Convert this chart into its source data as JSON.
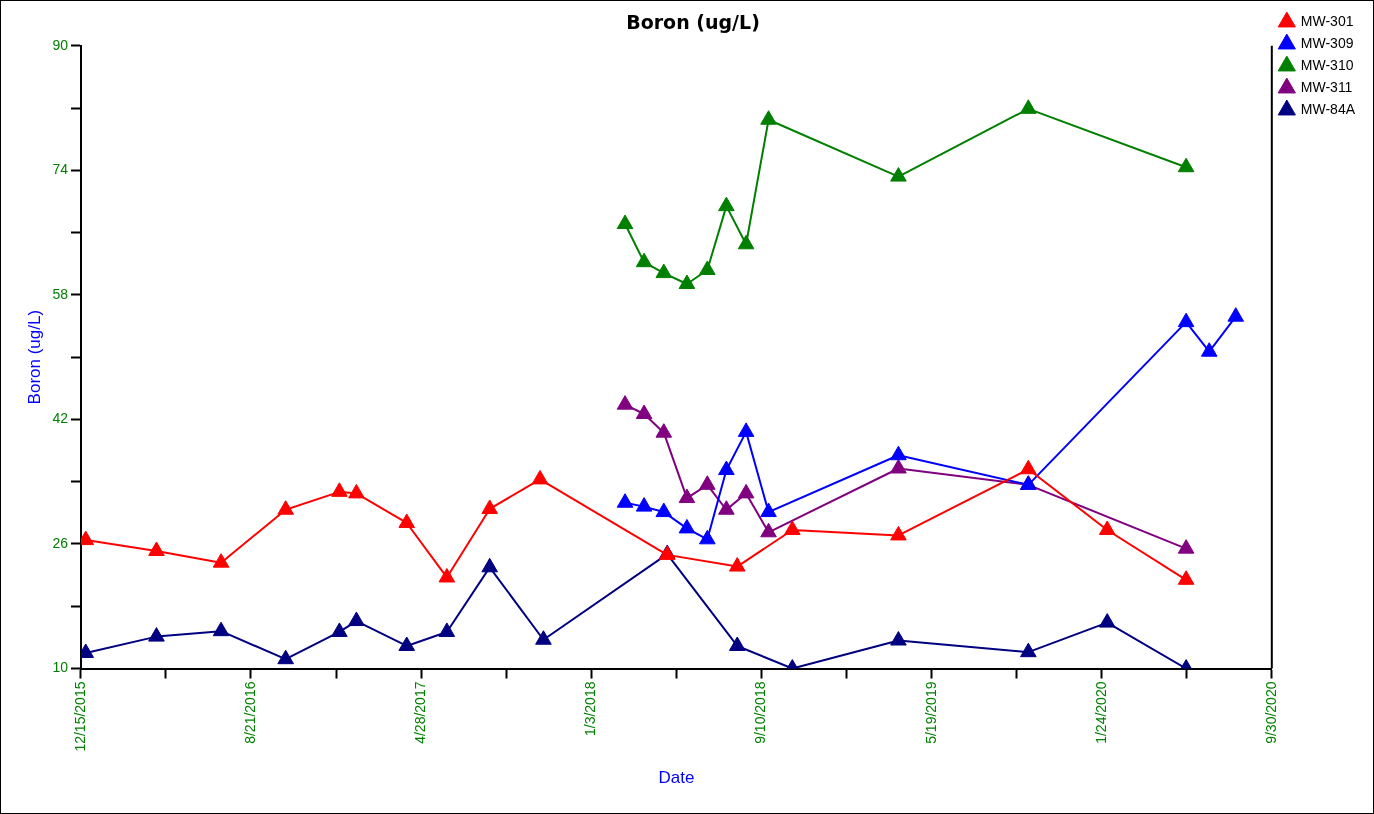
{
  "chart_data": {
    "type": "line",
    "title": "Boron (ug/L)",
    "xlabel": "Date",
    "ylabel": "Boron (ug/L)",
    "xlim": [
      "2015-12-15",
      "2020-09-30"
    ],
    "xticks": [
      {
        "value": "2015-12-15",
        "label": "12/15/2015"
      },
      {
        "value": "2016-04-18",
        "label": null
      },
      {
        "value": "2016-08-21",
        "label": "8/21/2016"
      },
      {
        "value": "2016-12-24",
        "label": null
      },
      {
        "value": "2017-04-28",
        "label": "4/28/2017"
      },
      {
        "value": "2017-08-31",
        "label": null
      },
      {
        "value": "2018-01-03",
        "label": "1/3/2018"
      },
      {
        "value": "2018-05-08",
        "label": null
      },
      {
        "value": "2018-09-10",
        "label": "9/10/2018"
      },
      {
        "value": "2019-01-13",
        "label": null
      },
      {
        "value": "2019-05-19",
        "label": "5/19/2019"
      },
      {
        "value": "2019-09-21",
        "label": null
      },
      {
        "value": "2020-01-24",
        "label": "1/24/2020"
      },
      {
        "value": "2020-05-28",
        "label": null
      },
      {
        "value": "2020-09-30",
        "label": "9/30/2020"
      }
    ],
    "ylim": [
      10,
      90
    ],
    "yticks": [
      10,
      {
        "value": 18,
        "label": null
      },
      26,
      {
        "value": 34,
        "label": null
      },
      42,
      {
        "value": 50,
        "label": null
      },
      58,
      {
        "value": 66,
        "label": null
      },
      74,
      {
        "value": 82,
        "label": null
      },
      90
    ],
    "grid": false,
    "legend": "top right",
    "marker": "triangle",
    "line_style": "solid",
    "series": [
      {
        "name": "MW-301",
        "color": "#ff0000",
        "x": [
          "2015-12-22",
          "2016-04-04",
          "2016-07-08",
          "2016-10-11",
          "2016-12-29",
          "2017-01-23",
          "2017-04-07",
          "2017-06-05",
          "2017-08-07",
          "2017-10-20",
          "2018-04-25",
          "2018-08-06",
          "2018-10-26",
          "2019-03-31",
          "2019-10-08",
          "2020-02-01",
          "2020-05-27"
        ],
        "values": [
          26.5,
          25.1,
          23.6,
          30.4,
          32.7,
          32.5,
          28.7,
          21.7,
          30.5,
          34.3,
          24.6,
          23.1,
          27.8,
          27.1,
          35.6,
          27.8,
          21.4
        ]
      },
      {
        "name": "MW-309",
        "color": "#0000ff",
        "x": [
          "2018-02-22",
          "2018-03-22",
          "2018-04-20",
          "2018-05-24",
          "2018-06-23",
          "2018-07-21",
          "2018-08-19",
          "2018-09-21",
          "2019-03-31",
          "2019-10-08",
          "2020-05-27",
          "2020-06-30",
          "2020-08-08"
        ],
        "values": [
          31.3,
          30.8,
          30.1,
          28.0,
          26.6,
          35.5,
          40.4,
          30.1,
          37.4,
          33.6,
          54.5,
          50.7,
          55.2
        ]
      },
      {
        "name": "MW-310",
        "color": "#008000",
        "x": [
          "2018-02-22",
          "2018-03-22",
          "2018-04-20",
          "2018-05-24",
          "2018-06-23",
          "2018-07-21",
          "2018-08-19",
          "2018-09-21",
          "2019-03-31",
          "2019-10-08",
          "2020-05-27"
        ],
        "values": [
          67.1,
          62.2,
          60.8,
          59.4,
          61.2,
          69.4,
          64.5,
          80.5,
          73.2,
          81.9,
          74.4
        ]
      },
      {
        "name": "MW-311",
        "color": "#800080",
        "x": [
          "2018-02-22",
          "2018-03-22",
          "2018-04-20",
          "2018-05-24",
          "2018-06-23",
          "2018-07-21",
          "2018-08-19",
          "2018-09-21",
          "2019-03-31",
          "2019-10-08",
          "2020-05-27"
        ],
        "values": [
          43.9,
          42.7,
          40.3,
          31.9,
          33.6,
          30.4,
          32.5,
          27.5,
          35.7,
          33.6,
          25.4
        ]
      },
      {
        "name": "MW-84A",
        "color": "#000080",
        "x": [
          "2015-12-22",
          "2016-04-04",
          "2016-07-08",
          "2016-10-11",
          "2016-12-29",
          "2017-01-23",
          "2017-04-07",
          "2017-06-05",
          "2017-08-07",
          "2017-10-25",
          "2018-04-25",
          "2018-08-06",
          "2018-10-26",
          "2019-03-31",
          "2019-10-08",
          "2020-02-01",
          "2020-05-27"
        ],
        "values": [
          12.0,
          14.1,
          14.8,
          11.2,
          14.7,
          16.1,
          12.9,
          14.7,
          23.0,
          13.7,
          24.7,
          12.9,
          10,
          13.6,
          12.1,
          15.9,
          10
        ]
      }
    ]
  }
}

|---|

[Exercise instructions]
Of the lines in the records, how many contain the word "name"? Answer with the number and nothing else.

[Solution to the exercise]
5